(A block of data)
--- start ---

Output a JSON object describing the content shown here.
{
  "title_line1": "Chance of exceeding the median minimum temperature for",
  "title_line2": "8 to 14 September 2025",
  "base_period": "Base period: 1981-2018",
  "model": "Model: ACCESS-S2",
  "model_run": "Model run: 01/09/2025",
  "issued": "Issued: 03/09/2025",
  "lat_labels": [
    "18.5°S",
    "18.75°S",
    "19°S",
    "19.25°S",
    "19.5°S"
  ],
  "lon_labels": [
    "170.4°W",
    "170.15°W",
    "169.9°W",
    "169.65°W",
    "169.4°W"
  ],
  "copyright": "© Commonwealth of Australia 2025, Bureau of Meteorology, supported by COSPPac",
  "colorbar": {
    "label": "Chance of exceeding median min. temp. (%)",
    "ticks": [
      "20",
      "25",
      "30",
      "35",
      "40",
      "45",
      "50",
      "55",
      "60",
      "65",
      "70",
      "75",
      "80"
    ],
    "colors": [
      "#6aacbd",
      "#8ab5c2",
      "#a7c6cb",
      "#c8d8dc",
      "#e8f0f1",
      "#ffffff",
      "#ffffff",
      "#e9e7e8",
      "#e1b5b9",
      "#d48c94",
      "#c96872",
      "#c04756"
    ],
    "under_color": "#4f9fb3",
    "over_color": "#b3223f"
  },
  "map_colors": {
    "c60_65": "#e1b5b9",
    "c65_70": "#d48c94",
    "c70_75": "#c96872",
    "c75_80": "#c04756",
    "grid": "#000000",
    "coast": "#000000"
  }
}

--- end ---

Type the material above out again, exactly.

Output a JSON object describing the content shown here.
{
  "title_line1": "Chance of exceeding the median minimum temperature for",
  "title_line2": "8 to 14 September 2025",
  "base_period": "Base period: 1981-2018",
  "model": "Model: ACCESS-S2",
  "model_run": "Model run: 01/09/2025",
  "issued": "Issued: 03/09/2025",
  "lat_labels": [
    "18.5°S",
    "18.75°S",
    "19°S",
    "19.25°S",
    "19.5°S"
  ],
  "lon_labels": [
    "170.4°W",
    "170.15°W",
    "169.9°W",
    "169.65°W",
    "169.4°W"
  ],
  "copyright": "© Commonwealth of Australia 2025, Bureau of Meteorology, supported by COSPPac",
  "colorbar": {
    "label": "Chance of exceeding median min. temp. (%)",
    "ticks": [
      "20",
      "25",
      "30",
      "35",
      "40",
      "45",
      "50",
      "55",
      "60",
      "65",
      "70",
      "75",
      "80"
    ],
    "colors": [
      "#6aacbd",
      "#8ab5c2",
      "#a7c6cb",
      "#c8d8dc",
      "#e8f0f1",
      "#ffffff",
      "#ffffff",
      "#e9e7e8",
      "#e1b5b9",
      "#d48c94",
      "#c96872",
      "#c04756"
    ],
    "under_color": "#4f9fb3",
    "over_color": "#b3223f"
  },
  "map_colors": {
    "c60_65": "#e1b5b9",
    "c65_70": "#d48c94",
    "c70_75": "#c96872",
    "c75_80": "#c04756",
    "grid": "#000000",
    "coast": "#000000"
  }
}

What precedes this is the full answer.